What the task requires:
Each entry below is to be written out exactly, and the pictures are to be left out.
** start of Available data **
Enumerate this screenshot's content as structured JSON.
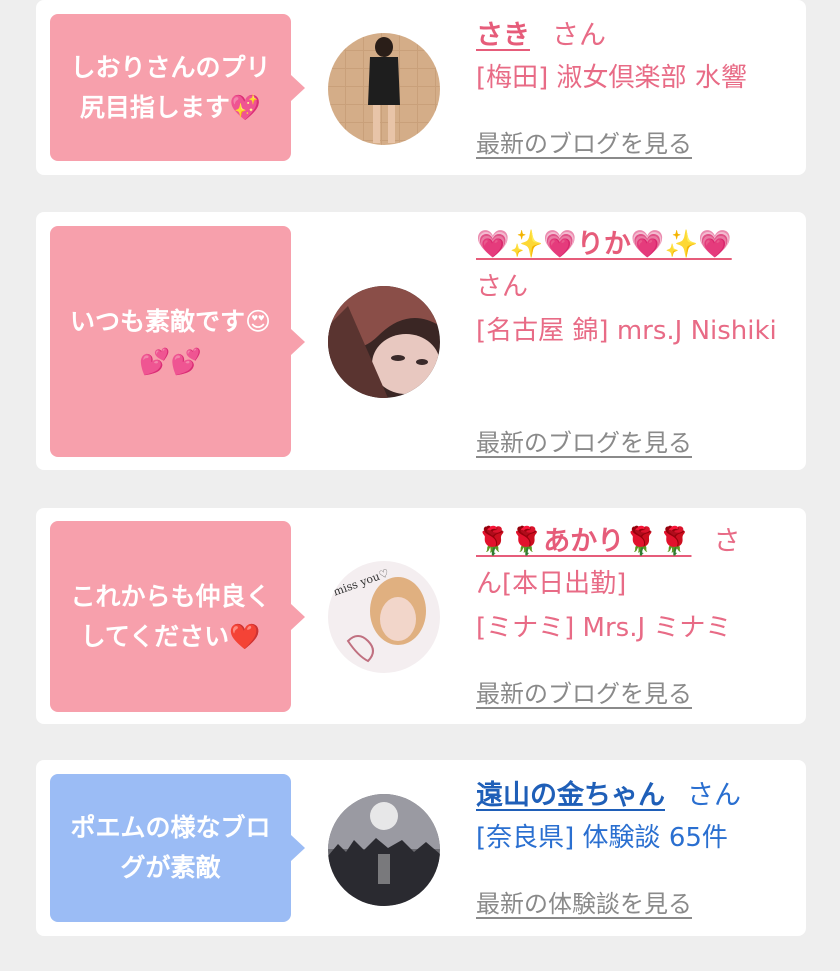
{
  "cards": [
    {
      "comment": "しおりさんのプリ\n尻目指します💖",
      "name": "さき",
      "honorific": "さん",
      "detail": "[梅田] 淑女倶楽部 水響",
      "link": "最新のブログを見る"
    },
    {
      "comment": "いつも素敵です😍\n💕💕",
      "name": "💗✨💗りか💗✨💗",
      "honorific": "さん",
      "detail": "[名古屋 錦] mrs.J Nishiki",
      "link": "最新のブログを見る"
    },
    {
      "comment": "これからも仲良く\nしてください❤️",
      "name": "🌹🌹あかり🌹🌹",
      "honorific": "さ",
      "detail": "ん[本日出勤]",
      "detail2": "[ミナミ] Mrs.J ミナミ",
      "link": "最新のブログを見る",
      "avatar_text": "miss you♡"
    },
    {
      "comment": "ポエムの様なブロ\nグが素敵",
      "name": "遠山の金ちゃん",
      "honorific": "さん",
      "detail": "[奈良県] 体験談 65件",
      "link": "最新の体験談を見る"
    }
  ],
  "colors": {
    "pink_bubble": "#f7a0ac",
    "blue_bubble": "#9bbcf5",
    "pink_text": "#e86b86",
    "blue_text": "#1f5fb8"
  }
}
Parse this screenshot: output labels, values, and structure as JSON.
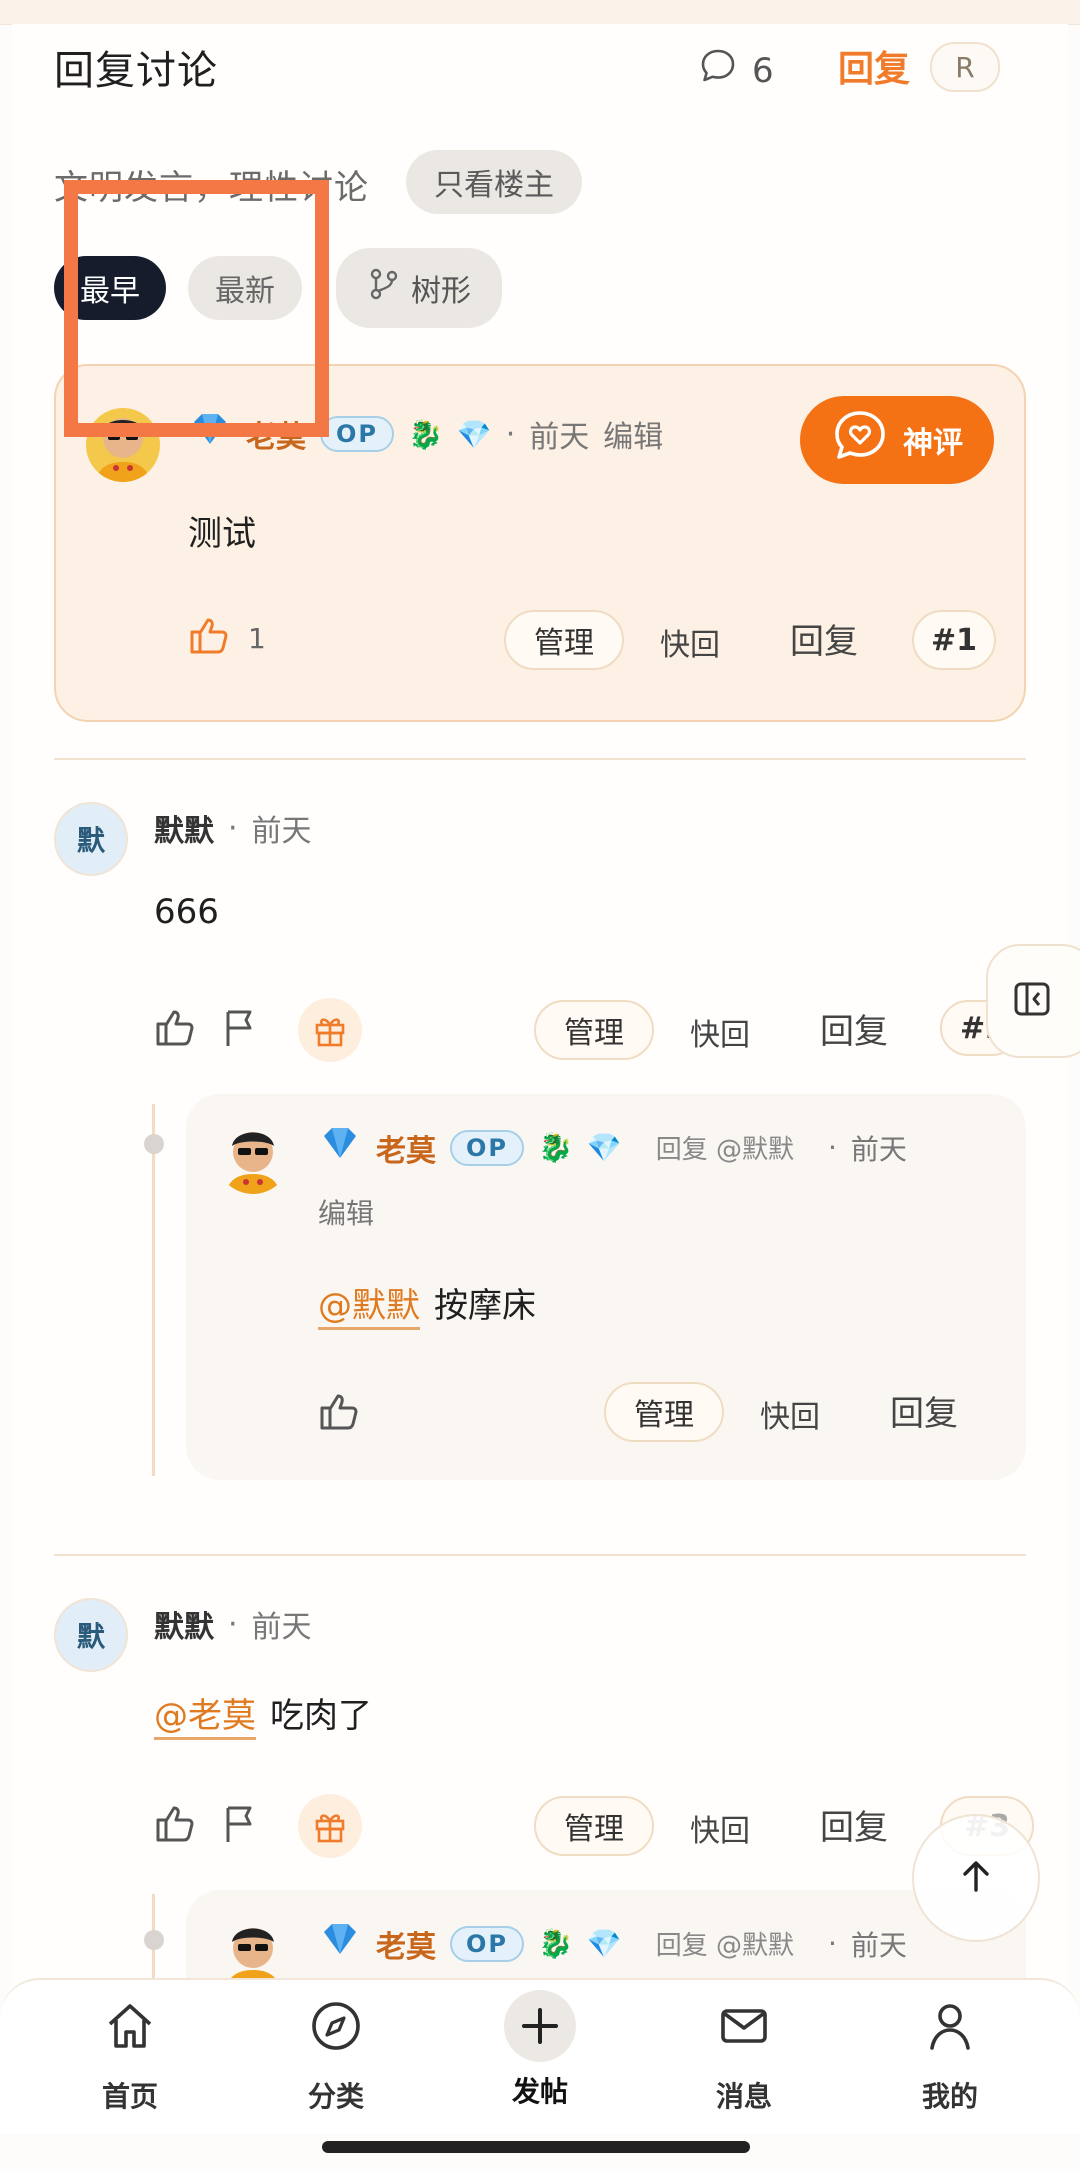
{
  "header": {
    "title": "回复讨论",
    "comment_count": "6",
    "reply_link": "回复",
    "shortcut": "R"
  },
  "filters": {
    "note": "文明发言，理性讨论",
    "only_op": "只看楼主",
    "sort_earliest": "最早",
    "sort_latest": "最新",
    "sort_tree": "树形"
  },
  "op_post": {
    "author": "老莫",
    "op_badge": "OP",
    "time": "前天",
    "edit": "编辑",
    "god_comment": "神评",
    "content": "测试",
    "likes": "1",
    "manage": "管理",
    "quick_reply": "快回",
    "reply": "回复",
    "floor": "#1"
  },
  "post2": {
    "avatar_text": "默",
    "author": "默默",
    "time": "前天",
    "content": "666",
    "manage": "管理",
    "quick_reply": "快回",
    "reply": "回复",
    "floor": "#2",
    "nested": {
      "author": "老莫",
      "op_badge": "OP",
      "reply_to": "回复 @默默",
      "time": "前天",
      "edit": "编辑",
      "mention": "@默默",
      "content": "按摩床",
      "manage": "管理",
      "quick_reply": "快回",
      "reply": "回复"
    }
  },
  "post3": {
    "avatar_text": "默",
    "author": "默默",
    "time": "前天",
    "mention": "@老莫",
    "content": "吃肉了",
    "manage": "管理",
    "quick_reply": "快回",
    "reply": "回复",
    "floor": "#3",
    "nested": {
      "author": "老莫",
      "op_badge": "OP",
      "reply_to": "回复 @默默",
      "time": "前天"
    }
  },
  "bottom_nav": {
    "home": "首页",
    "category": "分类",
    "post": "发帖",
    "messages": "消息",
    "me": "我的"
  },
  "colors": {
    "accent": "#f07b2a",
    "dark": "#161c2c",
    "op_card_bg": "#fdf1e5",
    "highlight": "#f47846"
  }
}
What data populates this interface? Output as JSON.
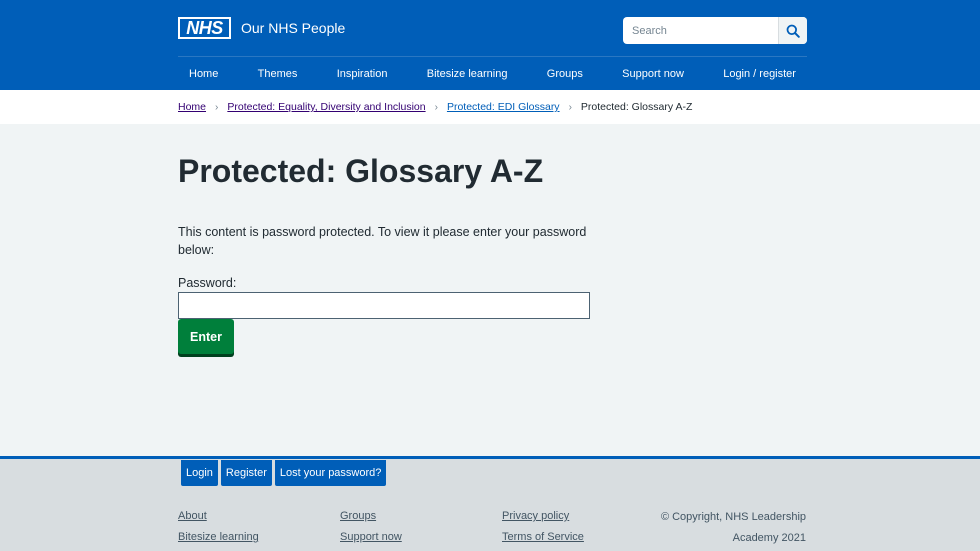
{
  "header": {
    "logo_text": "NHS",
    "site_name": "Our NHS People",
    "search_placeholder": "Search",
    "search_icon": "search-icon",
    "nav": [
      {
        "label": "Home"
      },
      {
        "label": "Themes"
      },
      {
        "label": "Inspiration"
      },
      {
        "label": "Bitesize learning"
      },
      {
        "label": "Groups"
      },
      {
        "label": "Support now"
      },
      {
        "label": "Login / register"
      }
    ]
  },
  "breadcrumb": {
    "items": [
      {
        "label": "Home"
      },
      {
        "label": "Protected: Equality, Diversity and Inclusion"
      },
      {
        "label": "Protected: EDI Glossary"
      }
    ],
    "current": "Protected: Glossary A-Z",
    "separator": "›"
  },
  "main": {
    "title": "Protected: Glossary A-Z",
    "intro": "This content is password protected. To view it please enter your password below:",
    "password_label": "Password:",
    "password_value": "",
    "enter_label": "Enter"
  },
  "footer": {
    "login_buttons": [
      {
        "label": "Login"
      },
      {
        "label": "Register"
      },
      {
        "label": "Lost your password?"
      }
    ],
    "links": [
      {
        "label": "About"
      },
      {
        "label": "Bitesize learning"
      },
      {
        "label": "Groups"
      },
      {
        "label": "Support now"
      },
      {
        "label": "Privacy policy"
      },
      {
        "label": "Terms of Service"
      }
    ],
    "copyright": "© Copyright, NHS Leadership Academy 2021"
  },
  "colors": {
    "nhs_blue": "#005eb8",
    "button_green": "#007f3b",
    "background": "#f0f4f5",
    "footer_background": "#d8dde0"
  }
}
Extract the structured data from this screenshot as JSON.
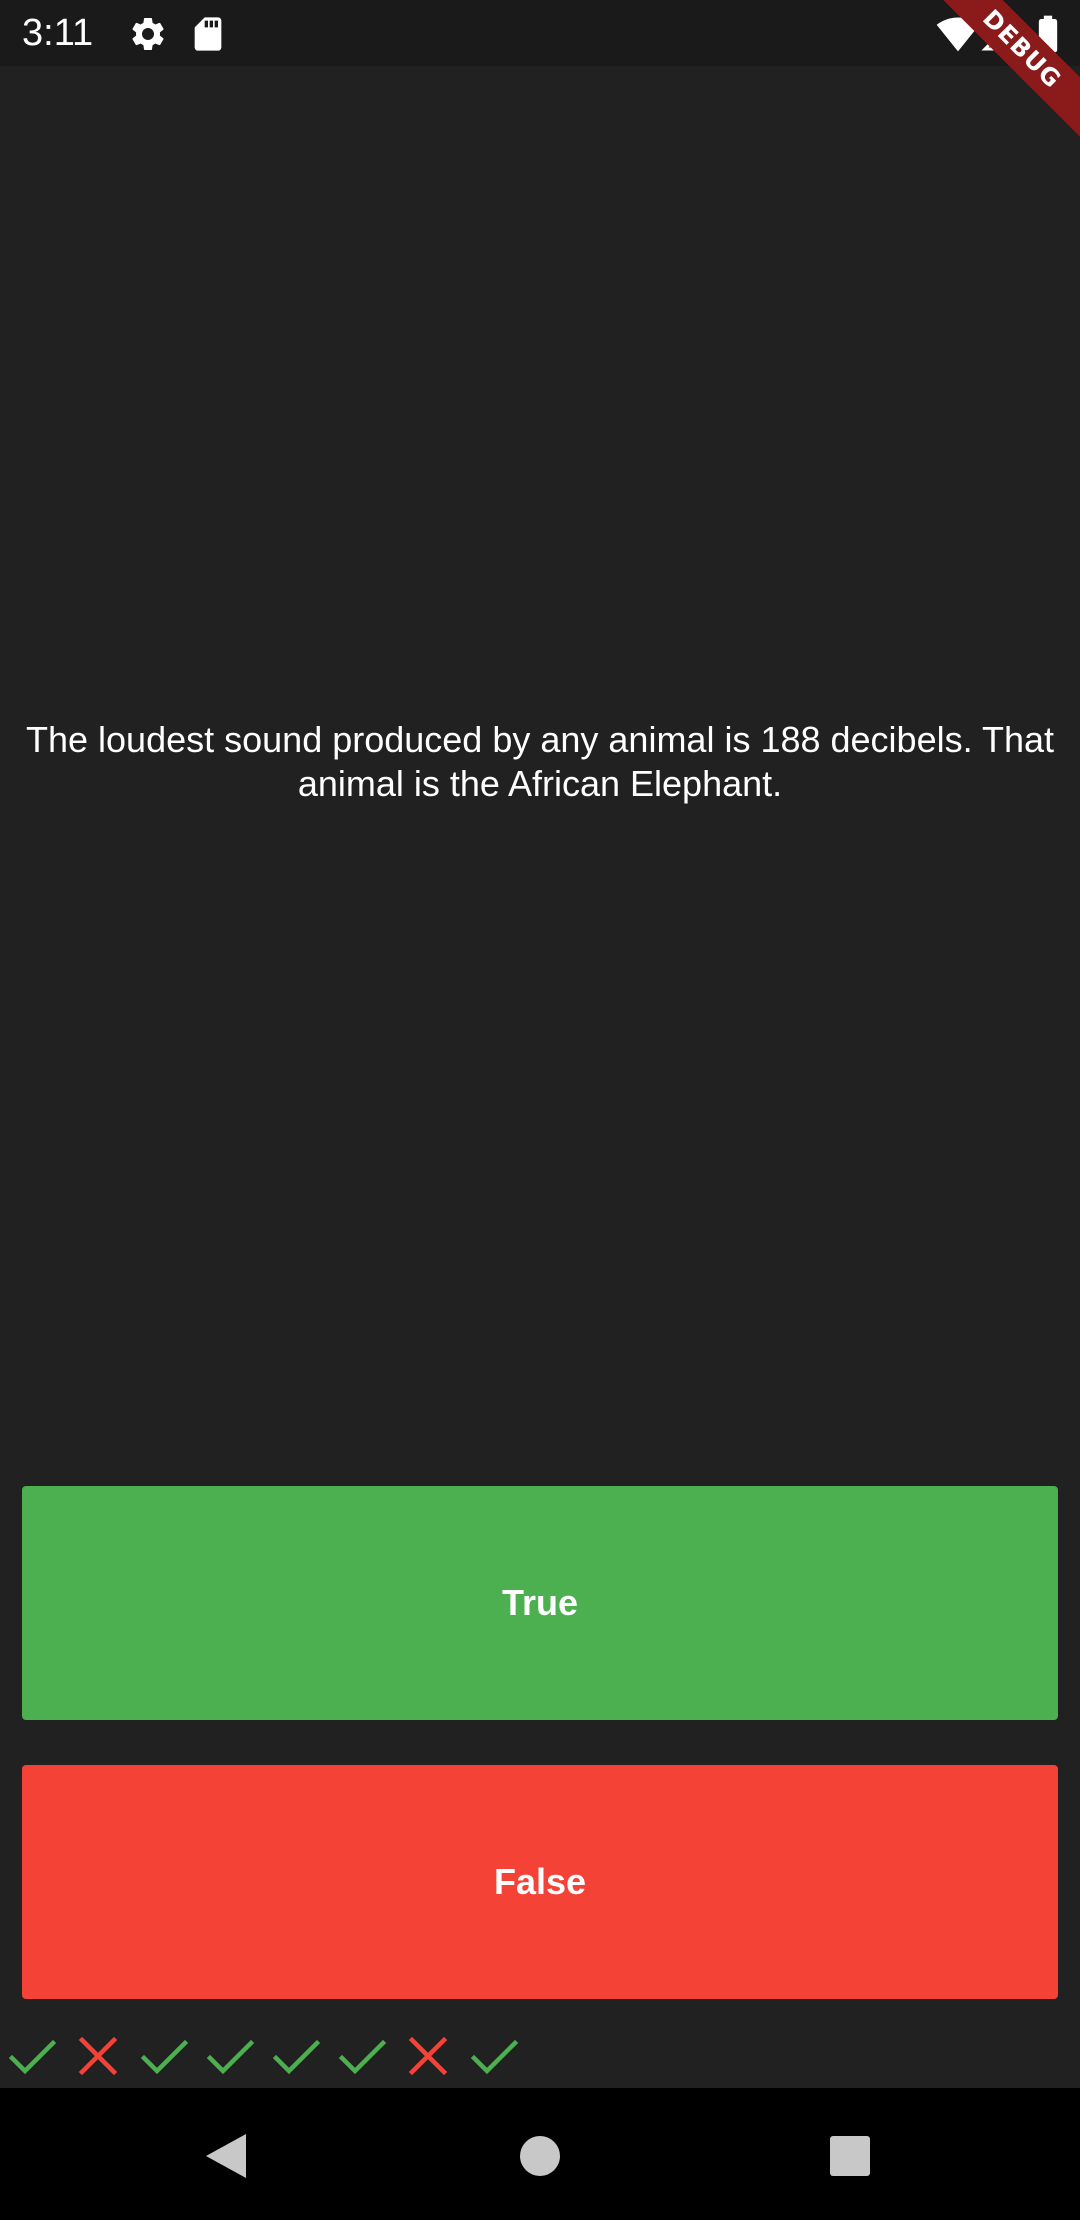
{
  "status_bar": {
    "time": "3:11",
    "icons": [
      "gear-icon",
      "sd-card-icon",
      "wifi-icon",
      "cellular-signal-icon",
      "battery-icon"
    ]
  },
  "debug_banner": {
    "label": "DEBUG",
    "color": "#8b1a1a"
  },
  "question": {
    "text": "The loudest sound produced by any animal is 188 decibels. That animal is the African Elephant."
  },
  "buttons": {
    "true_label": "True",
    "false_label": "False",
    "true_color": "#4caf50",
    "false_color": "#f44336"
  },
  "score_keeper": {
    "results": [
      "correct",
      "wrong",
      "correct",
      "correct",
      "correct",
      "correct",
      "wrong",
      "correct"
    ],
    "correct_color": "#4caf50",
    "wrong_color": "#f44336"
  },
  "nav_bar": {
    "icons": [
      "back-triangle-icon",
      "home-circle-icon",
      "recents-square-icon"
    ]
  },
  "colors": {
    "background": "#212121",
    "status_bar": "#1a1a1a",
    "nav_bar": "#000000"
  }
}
** end of Available data **
Solution to the exercise:
Enumerate this screenshot's content as structured JSON.
{
  "cards": [
    {
      "comment": "しおりさんのプリ\n尻目指します💖",
      "name": "さき",
      "honorific": "さん",
      "detail": "[梅田] 淑女倶楽部 水響",
      "link": "最新のブログを見る"
    },
    {
      "comment": "いつも素敵です😍\n💕💕",
      "name": "💗✨💗りか💗✨💗",
      "honorific": "さん",
      "detail": "[名古屋 錦] mrs.J Nishiki",
      "link": "最新のブログを見る"
    },
    {
      "comment": "これからも仲良く\nしてください❤️",
      "name": "🌹🌹あかり🌹🌹",
      "honorific": "さ",
      "detail": "ん[本日出勤]",
      "detail2": "[ミナミ] Mrs.J ミナミ",
      "link": "最新のブログを見る",
      "avatar_text": "miss you♡"
    },
    {
      "comment": "ポエムの様なブロ\nグが素敵",
      "name": "遠山の金ちゃん",
      "honorific": "さん",
      "detail": "[奈良県] 体験談 65件",
      "link": "最新の体験談を見る"
    }
  ],
  "colors": {
    "pink_bubble": "#f7a0ac",
    "blue_bubble": "#9bbcf5",
    "pink_text": "#e86b86",
    "blue_text": "#1f5fb8"
  }
}
Parse this screenshot: output labels, values, and structure as JSON.
{
  "header": {
    "title": "回复讨论",
    "comment_count": "6",
    "reply_link": "回复",
    "shortcut": "R"
  },
  "filters": {
    "note": "文明发言，理性讨论",
    "only_op": "只看楼主",
    "sort_earliest": "最早",
    "sort_latest": "最新",
    "sort_tree": "树形"
  },
  "op_post": {
    "author": "老莫",
    "op_badge": "OP",
    "time": "前天",
    "edit": "编辑",
    "god_comment": "神评",
    "content": "测试",
    "likes": "1",
    "manage": "管理",
    "quick_reply": "快回",
    "reply": "回复",
    "floor": "#1"
  },
  "post2": {
    "avatar_text": "默",
    "author": "默默",
    "time": "前天",
    "content": "666",
    "manage": "管理",
    "quick_reply": "快回",
    "reply": "回复",
    "floor": "#2",
    "nested": {
      "author": "老莫",
      "op_badge": "OP",
      "reply_to": "回复 @默默",
      "time": "前天",
      "edit": "编辑",
      "mention": "@默默",
      "content": "按摩床",
      "manage": "管理",
      "quick_reply": "快回",
      "reply": "回复"
    }
  },
  "post3": {
    "avatar_text": "默",
    "author": "默默",
    "time": "前天",
    "mention": "@老莫",
    "content": "吃肉了",
    "manage": "管理",
    "quick_reply": "快回",
    "reply": "回复",
    "floor": "#3",
    "nested": {
      "author": "老莫",
      "op_badge": "OP",
      "reply_to": "回复 @默默",
      "time": "前天"
    }
  },
  "bottom_nav": {
    "home": "首页",
    "category": "分类",
    "post": "发帖",
    "messages": "消息",
    "me": "我的"
  },
  "colors": {
    "accent": "#f07b2a",
    "dark": "#161c2c",
    "op_card_bg": "#fdf1e5",
    "highlight": "#f47846"
  }
}
What data populates this interface? Output as JSON.
{
  "header": {
    "logo_text": "NHS",
    "site_name": "Our NHS People",
    "search_placeholder": "Search",
    "search_icon": "search-icon",
    "nav": [
      {
        "label": "Home"
      },
      {
        "label": "Themes"
      },
      {
        "label": "Inspiration"
      },
      {
        "label": "Bitesize learning"
      },
      {
        "label": "Groups"
      },
      {
        "label": "Support now"
      },
      {
        "label": "Login / register"
      }
    ]
  },
  "breadcrumb": {
    "items": [
      {
        "label": "Home"
      },
      {
        "label": "Protected: Equality, Diversity and Inclusion"
      },
      {
        "label": "Protected: EDI Glossary"
      }
    ],
    "current": "Protected: Glossary A-Z",
    "separator": "›"
  },
  "main": {
    "title": "Protected: Glossary A-Z",
    "intro": "This content is password protected. To view it please enter your password below:",
    "password_label": "Password:",
    "password_value": "",
    "enter_label": "Enter"
  },
  "footer": {
    "login_buttons": [
      {
        "label": "Login"
      },
      {
        "label": "Register"
      },
      {
        "label": "Lost your password?"
      }
    ],
    "links": [
      {
        "label": "About"
      },
      {
        "label": "Bitesize learning"
      },
      {
        "label": "Groups"
      },
      {
        "label": "Support now"
      },
      {
        "label": "Privacy policy"
      },
      {
        "label": "Terms of Service"
      }
    ],
    "copyright": "© Copyright, NHS Leadership Academy 2021"
  },
  "colors": {
    "nhs_blue": "#005eb8",
    "button_green": "#007f3b",
    "background": "#f0f4f5",
    "footer_background": "#d8dde0"
  }
}
Extract the structured data from this screenshot as JSON.
{
  "status_bar": {
    "time": "3:11",
    "icons": [
      "gear-icon",
      "sd-card-icon",
      "wifi-icon",
      "cellular-signal-icon",
      "battery-icon"
    ]
  },
  "debug_banner": {
    "label": "DEBUG",
    "color": "#8b1a1a"
  },
  "question": {
    "text": "The loudest sound produced by any animal is 188 decibels. That animal is the African Elephant."
  },
  "buttons": {
    "true_label": "True",
    "false_label": "False",
    "true_color": "#4caf50",
    "false_color": "#f44336"
  },
  "score_keeper": {
    "results": [
      "correct",
      "wrong",
      "correct",
      "correct",
      "correct",
      "correct",
      "wrong",
      "correct"
    ],
    "correct_color": "#4caf50",
    "wrong_color": "#f44336"
  },
  "nav_bar": {
    "icons": [
      "back-triangle-icon",
      "home-circle-icon",
      "recents-square-icon"
    ]
  },
  "colors": {
    "background": "#212121",
    "status_bar": "#1a1a1a",
    "nav_bar": "#000000"
  }
}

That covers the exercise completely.